§ **EXERCISE**: Copy each line where the word "information" occurs.

>> Start WORKING DATA

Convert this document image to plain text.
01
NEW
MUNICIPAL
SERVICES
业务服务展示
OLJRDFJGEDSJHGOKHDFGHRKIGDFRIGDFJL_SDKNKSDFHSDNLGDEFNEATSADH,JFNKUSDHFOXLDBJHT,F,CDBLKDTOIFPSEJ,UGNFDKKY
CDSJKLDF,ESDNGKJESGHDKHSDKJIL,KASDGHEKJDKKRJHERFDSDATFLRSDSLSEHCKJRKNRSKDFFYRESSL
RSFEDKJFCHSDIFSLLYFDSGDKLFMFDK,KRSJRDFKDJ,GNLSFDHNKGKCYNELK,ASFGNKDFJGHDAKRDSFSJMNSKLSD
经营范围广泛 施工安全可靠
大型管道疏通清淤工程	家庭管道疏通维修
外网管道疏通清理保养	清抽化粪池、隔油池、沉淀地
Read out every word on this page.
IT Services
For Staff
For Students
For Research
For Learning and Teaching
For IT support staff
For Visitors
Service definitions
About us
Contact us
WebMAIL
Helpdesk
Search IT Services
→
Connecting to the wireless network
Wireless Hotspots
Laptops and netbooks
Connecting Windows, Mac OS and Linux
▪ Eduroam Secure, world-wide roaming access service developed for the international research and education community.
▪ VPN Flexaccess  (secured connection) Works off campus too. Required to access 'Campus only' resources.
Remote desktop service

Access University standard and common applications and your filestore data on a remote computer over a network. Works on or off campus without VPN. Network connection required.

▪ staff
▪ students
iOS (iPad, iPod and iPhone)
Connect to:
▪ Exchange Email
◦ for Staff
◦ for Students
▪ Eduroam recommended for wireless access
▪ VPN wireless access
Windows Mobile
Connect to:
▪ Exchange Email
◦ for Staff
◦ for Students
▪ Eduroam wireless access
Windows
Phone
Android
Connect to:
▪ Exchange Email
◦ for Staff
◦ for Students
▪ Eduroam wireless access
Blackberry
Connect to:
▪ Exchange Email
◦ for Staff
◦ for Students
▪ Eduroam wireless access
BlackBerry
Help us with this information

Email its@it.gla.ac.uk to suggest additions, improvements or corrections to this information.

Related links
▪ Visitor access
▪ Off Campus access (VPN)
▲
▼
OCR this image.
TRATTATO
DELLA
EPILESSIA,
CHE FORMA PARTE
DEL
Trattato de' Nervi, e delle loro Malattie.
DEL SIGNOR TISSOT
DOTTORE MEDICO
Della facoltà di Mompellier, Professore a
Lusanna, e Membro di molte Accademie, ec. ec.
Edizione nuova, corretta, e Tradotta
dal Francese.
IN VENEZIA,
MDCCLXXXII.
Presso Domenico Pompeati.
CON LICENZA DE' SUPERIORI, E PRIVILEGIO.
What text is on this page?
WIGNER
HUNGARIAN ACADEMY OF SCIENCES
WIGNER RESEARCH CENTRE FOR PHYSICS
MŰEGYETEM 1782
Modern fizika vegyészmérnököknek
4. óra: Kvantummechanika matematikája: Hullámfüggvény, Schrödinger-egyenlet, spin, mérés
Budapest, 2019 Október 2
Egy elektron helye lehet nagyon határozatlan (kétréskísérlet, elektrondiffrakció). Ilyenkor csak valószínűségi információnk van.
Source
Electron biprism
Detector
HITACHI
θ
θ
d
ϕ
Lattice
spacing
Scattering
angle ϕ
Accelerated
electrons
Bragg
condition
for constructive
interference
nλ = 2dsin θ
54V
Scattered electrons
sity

>> End WORKING DATA

§ **TASK RESPONSE**:
Help us with this information
Email its@it.gla.ac.uk to suggest additions, improvements or corrections to this information.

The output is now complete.